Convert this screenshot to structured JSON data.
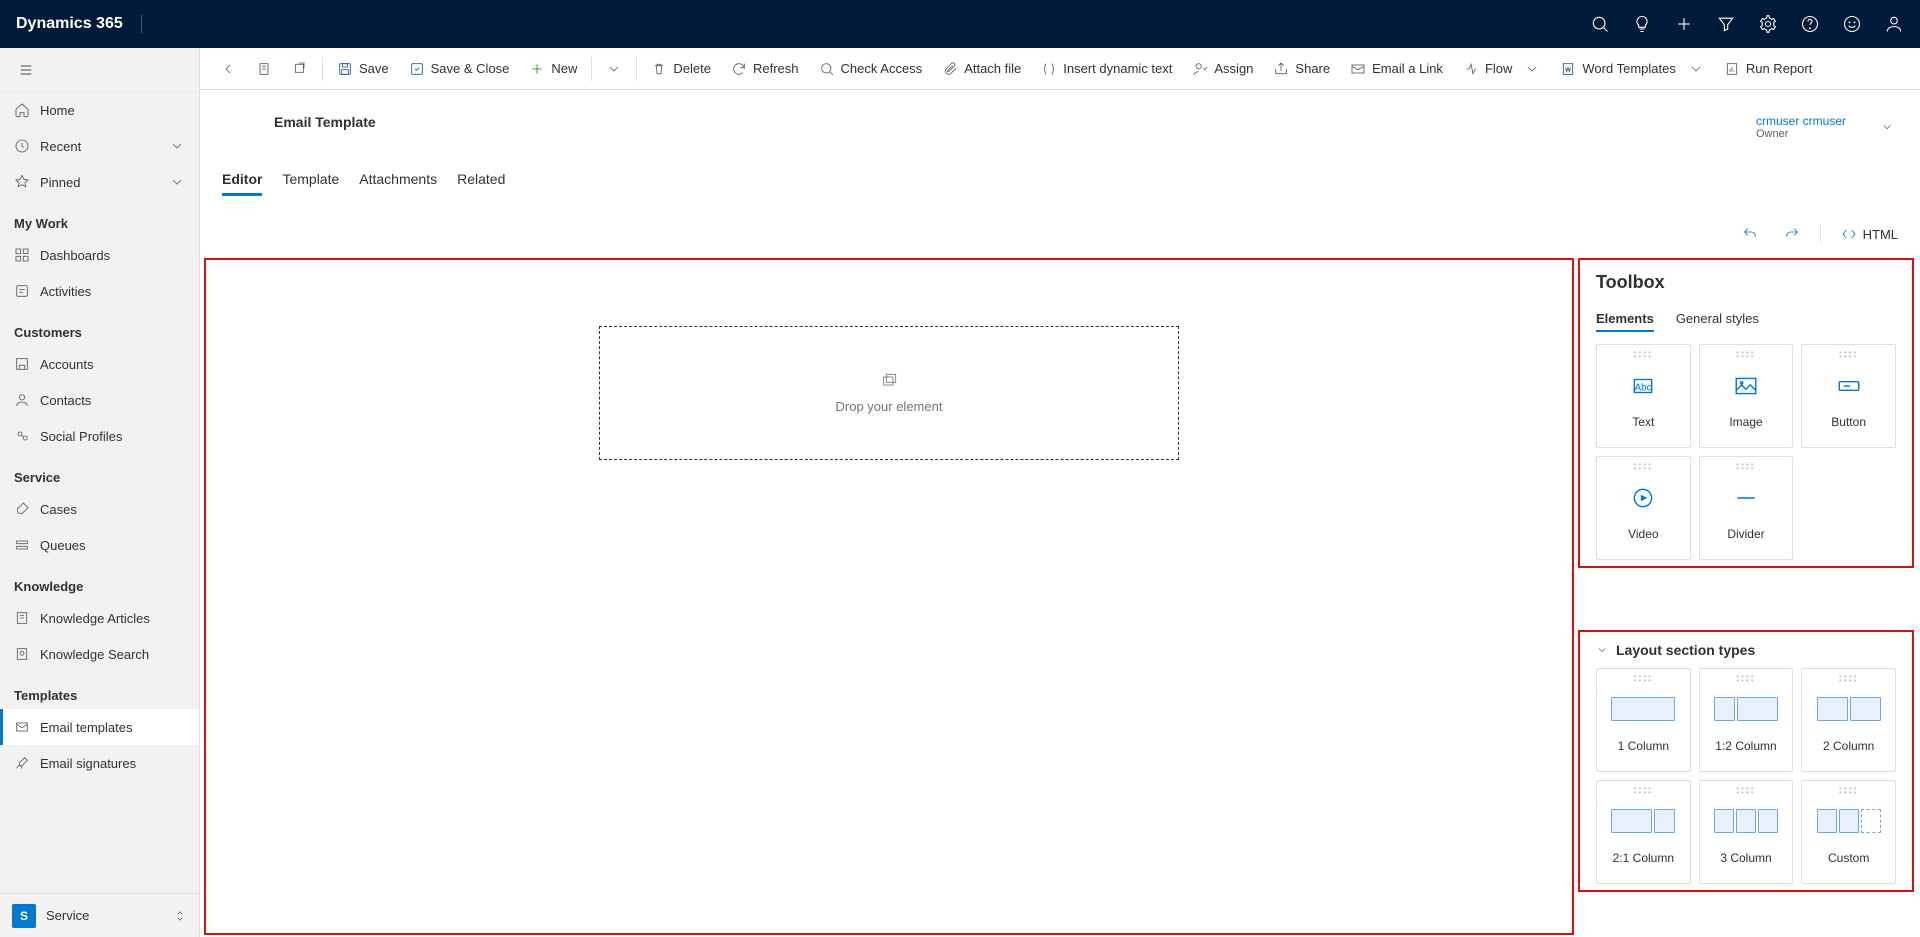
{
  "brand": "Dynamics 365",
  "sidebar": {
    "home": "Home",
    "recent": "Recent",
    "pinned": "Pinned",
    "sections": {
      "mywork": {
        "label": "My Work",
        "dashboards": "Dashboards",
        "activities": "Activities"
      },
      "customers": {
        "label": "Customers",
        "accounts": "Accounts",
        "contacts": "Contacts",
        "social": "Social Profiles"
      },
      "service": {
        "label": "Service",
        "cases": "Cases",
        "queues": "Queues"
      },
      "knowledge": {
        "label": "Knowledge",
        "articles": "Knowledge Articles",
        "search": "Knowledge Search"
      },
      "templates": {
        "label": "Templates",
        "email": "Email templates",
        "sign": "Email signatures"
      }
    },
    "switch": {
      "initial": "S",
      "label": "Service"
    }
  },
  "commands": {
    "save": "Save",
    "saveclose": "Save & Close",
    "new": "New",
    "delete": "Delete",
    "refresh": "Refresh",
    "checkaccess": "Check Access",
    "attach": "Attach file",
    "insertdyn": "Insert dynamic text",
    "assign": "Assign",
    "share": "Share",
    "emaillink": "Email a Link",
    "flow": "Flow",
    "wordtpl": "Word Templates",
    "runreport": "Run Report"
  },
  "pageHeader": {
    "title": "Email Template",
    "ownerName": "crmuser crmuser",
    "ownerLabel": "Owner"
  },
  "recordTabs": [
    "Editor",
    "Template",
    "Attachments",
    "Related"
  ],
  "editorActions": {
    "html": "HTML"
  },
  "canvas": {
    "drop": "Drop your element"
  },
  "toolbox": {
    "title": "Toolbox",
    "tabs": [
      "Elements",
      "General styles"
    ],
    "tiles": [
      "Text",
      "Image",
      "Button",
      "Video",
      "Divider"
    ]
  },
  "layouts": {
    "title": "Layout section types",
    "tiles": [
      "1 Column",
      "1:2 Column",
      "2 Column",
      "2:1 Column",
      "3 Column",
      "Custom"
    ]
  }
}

==

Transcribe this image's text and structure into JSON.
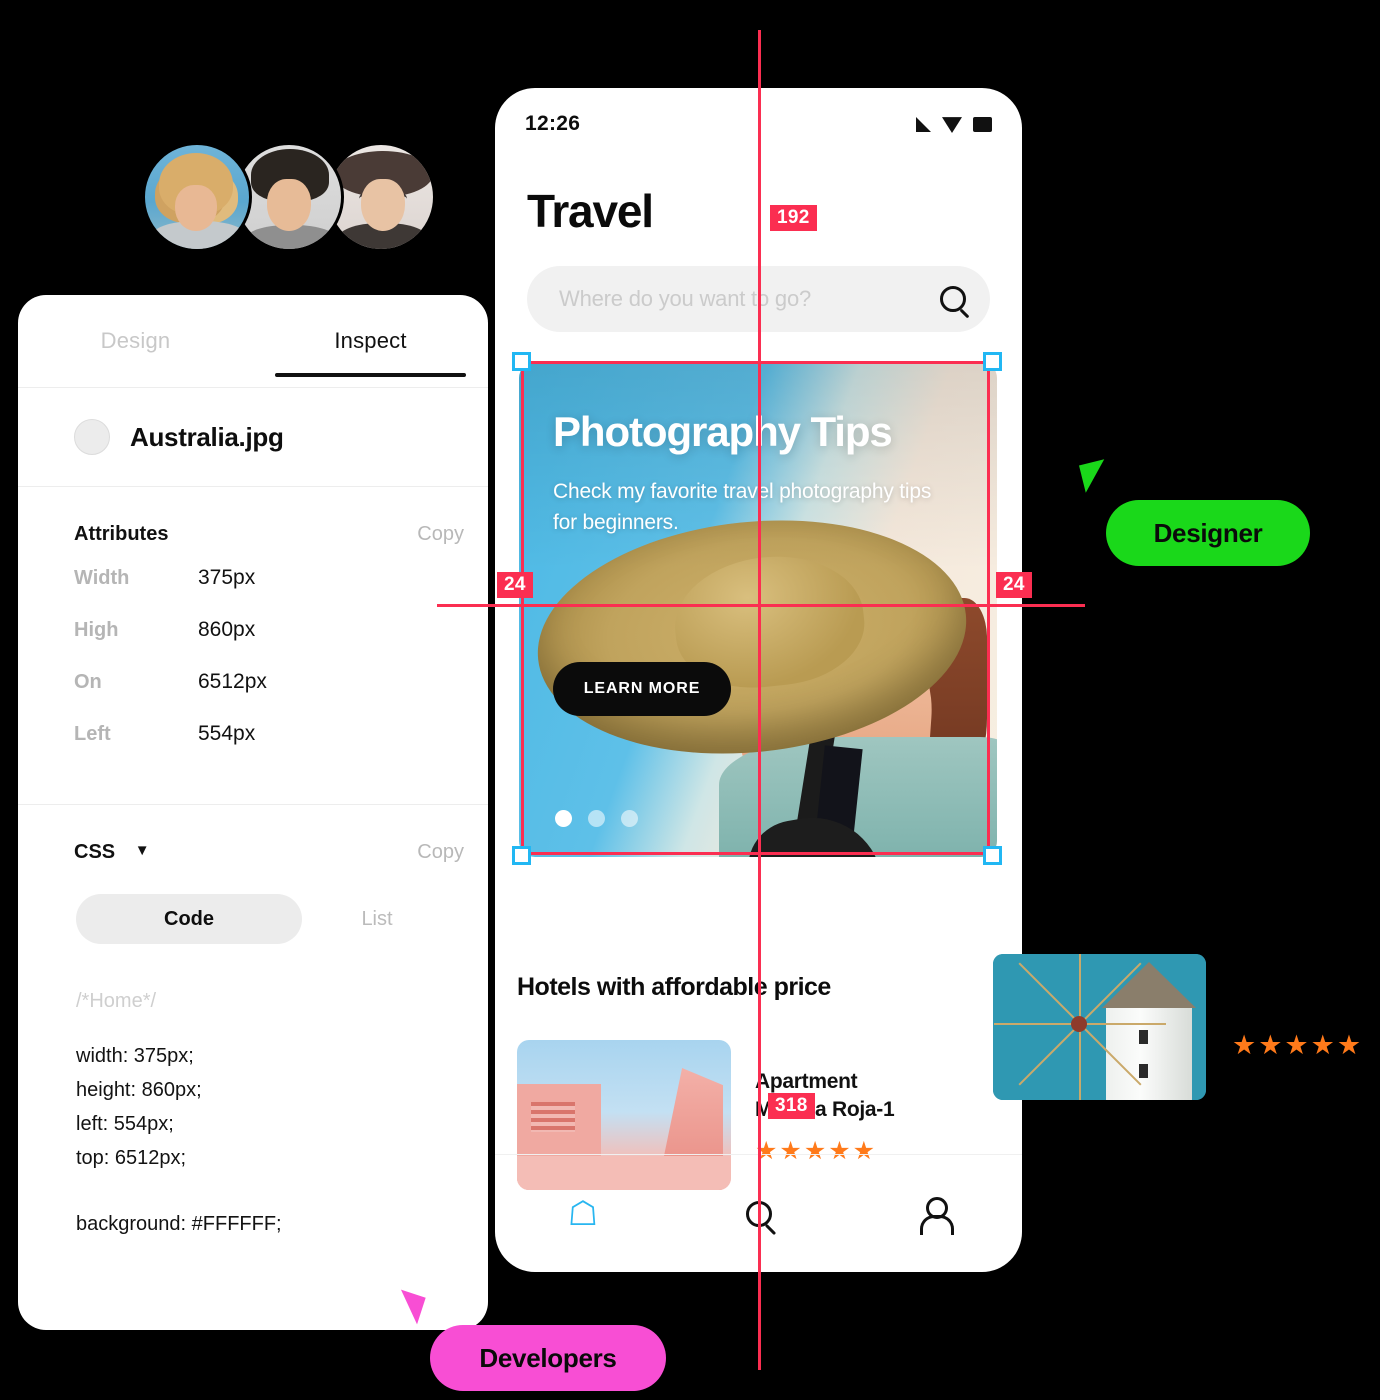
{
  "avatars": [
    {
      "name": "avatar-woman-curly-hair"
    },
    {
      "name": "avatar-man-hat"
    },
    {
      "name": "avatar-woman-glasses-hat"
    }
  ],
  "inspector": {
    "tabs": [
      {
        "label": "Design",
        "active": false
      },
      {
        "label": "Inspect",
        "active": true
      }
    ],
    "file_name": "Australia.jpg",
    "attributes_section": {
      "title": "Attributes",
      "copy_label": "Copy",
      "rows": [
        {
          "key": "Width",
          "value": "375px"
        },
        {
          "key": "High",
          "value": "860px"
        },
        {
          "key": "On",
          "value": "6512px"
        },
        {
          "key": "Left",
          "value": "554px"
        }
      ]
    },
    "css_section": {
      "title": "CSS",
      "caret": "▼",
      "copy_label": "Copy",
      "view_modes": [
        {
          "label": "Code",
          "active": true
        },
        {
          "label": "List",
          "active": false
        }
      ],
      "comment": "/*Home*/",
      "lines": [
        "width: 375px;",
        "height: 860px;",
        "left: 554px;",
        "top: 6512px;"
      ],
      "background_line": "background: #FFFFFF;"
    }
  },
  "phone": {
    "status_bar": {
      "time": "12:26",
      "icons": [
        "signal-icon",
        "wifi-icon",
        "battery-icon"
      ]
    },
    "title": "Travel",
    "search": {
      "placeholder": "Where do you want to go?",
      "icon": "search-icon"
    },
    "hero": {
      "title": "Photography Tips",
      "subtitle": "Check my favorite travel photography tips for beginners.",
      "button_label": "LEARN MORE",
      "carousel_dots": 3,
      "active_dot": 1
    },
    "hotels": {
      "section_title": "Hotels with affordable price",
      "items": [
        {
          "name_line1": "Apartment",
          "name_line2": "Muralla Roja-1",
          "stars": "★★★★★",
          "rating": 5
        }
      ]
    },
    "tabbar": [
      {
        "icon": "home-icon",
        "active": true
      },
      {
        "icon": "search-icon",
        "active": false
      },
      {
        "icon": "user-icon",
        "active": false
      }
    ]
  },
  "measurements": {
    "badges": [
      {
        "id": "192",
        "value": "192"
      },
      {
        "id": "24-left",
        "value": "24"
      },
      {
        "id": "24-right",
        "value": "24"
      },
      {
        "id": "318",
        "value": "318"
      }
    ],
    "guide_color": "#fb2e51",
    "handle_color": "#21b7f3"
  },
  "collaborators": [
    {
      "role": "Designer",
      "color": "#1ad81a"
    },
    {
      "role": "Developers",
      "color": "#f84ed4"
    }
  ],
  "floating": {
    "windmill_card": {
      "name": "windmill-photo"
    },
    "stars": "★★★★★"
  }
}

**EXERCISE REQUIREMENTS:** Provide solely the number of lines in the data that include the word "woman".

**OUTPUT OF THE TASK:** 2